Passage to read

In case of categorical variables, values represent the frequency and the percentages are provided in parentheses (% of n). In case of continuous variables, means ± standard deviations are provided. TIA–transient ischemic attack; MI–myocardial infarction; COPD–chronic obstructive pulmonary disease; CV–cardiovascular; RAAS–renin-angiotensin-aldosterone system; p–statistical significance between persistent and non-persistent patients according to the χ2-test; *Statistical significance according to the Mann-Whitney U test; In case of statistical significance (p < 0.05), the values are expressed in bold.
The time period covered by “history”–5 years before the index date of this study.
New antiplatelet agent user–patient in whom antiplatelet treatment was initiated in association with the diagnosis of peripheral arterial disease.
Co-payment–calculated as the cost of antiplatelet treatment paid by the patient per month.
Lipid lowering agents other than statins–ezetimibe and fibrates.
The Kaplan-Meier analysis revealed a significant difference (p < 0.001 according to the log-rank test) in persistence among the groups of patients created according to the particular antiplatelet agents used initially at the time of PAD diagnosis (aspirin, clopidogrel, ticlopidine and combination of aspirin with clopidogrel). The sharpest decline of the survival curve can be seen with aspirin, and the curve of patients with combination of aspirin and clopidogrel indicates the lowest likelihood of treatment discontinuation (Figure 2).
FIGURE 2
Table 2 shows the results of the Cox proportional hazards model which analyzed potential association between patient- and medication-related characteristics and non-persistence. Age, history of ischemic stroke or MI, clopidogrel or combination of aspirin and clopidogrel as the initial antiplatelet medication, higher patient’s co-payment, general practitioner as index prescriber and higher overall number of medications appeared as protective factors decreasing the patient’s likelihood of non-persistence. On the other hand, female sex, atrial fibrillation, anxiety disorders, bronchial asthma/chronic obstructive pulmonary disease (COPD), being a new antiplatelet medication user, use of anticoagulants or antiarrhythmic agents represented factors associated with increased probability of non-persistence.

Recorded data
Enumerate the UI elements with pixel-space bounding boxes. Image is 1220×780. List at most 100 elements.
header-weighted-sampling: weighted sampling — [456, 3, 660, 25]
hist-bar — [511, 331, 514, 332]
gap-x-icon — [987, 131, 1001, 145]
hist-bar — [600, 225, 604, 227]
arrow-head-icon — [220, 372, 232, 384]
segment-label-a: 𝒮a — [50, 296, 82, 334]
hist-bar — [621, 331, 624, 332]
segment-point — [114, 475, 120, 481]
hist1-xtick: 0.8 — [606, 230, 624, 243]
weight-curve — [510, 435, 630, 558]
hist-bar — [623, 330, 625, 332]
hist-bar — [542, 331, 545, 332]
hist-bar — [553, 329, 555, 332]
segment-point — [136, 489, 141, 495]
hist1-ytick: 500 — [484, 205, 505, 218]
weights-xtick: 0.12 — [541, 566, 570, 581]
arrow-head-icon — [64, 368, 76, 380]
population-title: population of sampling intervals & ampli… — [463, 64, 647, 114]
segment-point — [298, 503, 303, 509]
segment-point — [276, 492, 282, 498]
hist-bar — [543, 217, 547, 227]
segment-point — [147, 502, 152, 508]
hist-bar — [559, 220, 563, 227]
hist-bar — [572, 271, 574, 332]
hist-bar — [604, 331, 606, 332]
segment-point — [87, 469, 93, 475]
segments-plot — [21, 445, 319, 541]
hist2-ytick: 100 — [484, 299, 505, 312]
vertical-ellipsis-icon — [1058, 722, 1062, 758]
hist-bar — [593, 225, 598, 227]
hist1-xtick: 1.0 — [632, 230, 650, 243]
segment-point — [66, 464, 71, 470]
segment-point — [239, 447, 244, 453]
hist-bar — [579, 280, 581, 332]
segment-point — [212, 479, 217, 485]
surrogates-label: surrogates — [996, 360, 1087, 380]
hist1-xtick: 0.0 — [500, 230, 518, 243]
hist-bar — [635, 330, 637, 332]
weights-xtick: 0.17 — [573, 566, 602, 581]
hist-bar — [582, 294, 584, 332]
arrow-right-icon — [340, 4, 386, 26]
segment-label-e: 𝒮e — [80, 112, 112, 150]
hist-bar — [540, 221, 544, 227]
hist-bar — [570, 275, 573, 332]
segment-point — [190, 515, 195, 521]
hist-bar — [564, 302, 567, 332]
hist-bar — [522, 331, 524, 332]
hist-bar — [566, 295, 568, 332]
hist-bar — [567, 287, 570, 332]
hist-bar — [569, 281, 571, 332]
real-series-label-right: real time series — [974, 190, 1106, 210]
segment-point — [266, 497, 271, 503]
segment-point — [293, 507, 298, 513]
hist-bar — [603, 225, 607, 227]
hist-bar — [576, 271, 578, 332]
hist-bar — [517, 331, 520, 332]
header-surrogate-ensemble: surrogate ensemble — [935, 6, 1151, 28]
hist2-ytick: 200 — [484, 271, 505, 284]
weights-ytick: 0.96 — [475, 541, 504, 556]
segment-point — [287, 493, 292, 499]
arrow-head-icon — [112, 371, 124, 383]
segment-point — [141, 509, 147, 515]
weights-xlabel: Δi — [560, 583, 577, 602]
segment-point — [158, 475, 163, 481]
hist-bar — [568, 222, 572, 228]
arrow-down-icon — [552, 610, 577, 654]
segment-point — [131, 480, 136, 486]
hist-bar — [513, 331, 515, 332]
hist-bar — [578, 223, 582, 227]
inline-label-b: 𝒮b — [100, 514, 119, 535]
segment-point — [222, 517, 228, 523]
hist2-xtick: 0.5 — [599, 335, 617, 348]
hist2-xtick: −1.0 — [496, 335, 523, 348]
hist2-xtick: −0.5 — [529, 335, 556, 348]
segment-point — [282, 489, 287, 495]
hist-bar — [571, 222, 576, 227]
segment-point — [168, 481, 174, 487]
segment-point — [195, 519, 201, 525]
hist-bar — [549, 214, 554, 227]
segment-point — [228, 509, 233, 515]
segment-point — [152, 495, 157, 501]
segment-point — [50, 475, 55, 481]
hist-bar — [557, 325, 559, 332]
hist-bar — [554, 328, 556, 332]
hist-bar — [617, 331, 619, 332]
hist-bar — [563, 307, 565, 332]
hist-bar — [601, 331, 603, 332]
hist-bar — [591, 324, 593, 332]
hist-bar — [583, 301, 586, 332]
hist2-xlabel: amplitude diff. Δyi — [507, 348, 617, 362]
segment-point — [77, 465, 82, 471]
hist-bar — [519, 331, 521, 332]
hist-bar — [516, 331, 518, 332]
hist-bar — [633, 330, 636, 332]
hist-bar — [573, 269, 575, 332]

Study questions
1 - From the passage on antiplatelet persistence in peripheral arterial disease, list the initial antiplatelet treatments used to group patients in the Kaplan-Meier analysis.
2 - Continue the passage on antiplatelet persistence in peripheral arterial disease from its last sentence.

Responses per task
1 -
- Aspirin
- Clopidogrel
- Ticlopidine
- Combination of aspirin with clopidogrel

2 -
TABLE 2
| Factor | Hr (95% CI) |
|---|---|
| Socio-demographic characteristics | |
| Age | 0.98 (0.97–0.98) |
| Female sex | 1.26 (1.16–1.37) |
| University education | 1.10 (0.96–1.26) |
| Employed patients | 1.13 (0.97–1.32) |
| History of cardiovascular eventsa | |
| History of ischemic stroke | 0.87 (0.78–0.97) |
| History of TIA | 1.08 (0.93–1.24) |
| History of MI | 0.82 (0.68–0.98) |
| Comorbid conditions | |
| Number of comorbid conditions | 0.92 (0.83–1.02) |
| Arterial hypertension | 0.96 (0.83–1.11) |
| Chronic heart failure | 1.03 (0.84–1.25) |
| Atrial fibrillation | 1.56 (1.33–1.84) |
| Diabetes mellitus | 0.89 (0.78–1.01) |
| Hypercholesterolemia | 1.13 (0.99–1.29) |
| Dementia | 0.84 (0.69–1.01) |
| Depression | 1.07 (0.91–1.25) |
| Anxiety disorders | 1.17 (1.03–1.34) |
| Parkinson’s Disease | 1.02 (0.82–1.27) |
| Epilepsy | 1.04 (0.79–1.36) |
| Bronchial asthma/COPD | 1.20 (1.04–1.37) |
| Antiplatelet agent related characteristics | |
| Initial antiplatelet agent | |
| Aspirin | 1.00 |
| Clopidogrel | 0.83 (0.73–0.94) |
| Ticlopidine | 0.88 (0.73–1.07) |
| Aspirin + clopidogrel | 0.60 (0.49–0.74) |
| New antiplatelet agent userb | 1.44 (1.28–1.62) |
| Patient´s co-payment (EUR)c | 0.94 (0.89–0.98) |
| General practitioner as index prescriber | 0.81 (0.74–0.88) |
| Cardiovascular co-medication | |
| Number of medications | 0.95 (0.93–0.97) |
| Number of CV medications | 0.99 (0.95–1.03) |
| Anticoagulants | 1.15 (1.04–1.28) |
| Cardiac glycosides | 1.03 (0.86–1.22) |
| Antiarrhythmic agents | 1.33 (1.13–1.55) |
| Beta-blockers | 0.95 (0.86–1.06) |
| Thiazide diuretics | 1.09 (0.99–1.20) |
| Loop diuretics | 0.94 (0.83–1.05) |
| Mineralocorticoid receptor antagonists | 0.84 (0.69–1.01) |
| Calcium channel blockers | 1.07 (0.97–1.17) |
| RAAS inhibitors | 1.02 (0.91–1.15) |
| Statin | 1.01 (0.93–1.11) |
| Lipid lowering agents other than statinsd | 1.04 (0.92–1.18) |
Multivariate analysis of the association between patient- and medication-related characteristics and the likelihood of non-persistence (n = 9,178).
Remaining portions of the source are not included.